From the material below, list every line containing "doit".

[Stored records]
- - - -
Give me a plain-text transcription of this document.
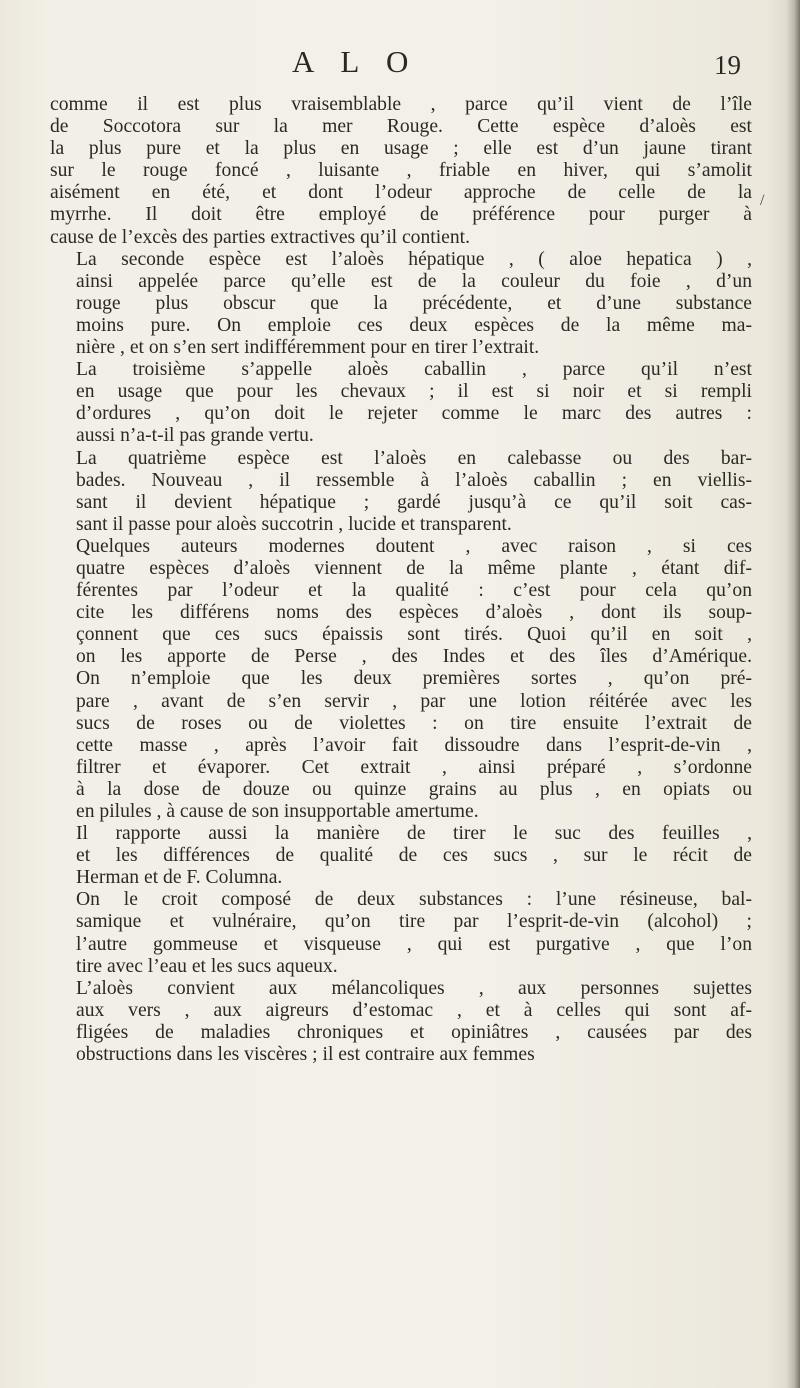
A L O	19
/

comme il est plus vraisemblable , parce qu’il vient de l’île
de Soccotora sur la mer Rouge. Cette espèce d’aloès est
la plus pure et la plus en usage ; elle est d’un jaune tirant
sur le rouge foncé , luisante , friable en hiver, qui s’amolit
aisément en été, et dont l’odeur approche de celle de la
myrrhe. Il doit être employé de préférence pour purger à
cause de l’excès des parties extractives qu’il contient.

La seconde espèce est l’aloès hépatique , ( aloe hepatica ) ,
ainsi appelée parce qu’elle est de la couleur du foie , d’un
rouge plus obscur que la précédente, et d’une substance
moins pure. On emploie ces deux espèces de la même ma-
nière , et on s’en sert indifféremment pour en tirer l’extrait.

La troisième s’appelle aloès caballin , parce qu’il n’est
en usage que pour les chevaux ; il est si noir et si rempli
d’ordures , qu’on doit le rejeter comme le marc des autres :
aussi n’a-t-il pas grande vertu.

La quatrième espèce est l’aloès en calebasse ou des bar-
bades. Nouveau , il ressemble à l’aloès caballin ; en viellis-
sant il devient hépatique ; gardé jusqu’à ce qu’il soit cas-
sant il passe pour aloès succotrin , lucide et transparent.

Quelques auteurs modernes doutent , avec raison , si ces
quatre espèces d’aloès viennent de la même plante , étant dif-
férentes par l’odeur et la qualité : c’est pour cela qu’on
cite les différens noms des espèces d’aloès , dont ils soup-
çonnent que ces sucs épaissis sont tirés. Quoi qu’il en soit ,
on les apporte de Perse , des Indes et des îles d’Amérique.
On n’emploie que les deux premières sortes , qu’on pré-
pare , avant de s’en servir , par une lotion réitérée avec les
sucs de roses ou de violettes : on tire ensuite l’extrait de
cette masse , après l’avoir fait dissoudre dans l’esprit-de-vin ,
filtrer et évaporer. Cet extrait , ainsi préparé , s’ordonne
à la dose de douze ou quinze grains au plus , en opiats ou
en pilules , à cause de son insupportable amertume.

Il rapporte aussi la manière de tirer le suc des feuilles ,
et les différences de qualité de ces sucs , sur le récit de
Herman et de F. Columna.

On le croit composé de deux substances : l’une résineuse, bal-
samique et vulnéraire, qu’on tire par l’esprit-de-vin (alcohol) ;
l’autre gommeuse et visqueuse , qui est purgative , que l’on
tire avec l’eau et les sucs aqueux.

L’aloès convient aux mélancoliques , aux personnes sujettes
aux vers , aux aigreurs d’estomac , et à celles qui sont af-
fligées de maladies chroniques et opiniâtres , causées par des
obstructions dans les viscères ; il est contraire aux femmes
- - - -
== The response ==
myrrhe. Il doit être employé de préférence pour purger à
d’ordures , qu’on doit le rejeter comme le marc des autres :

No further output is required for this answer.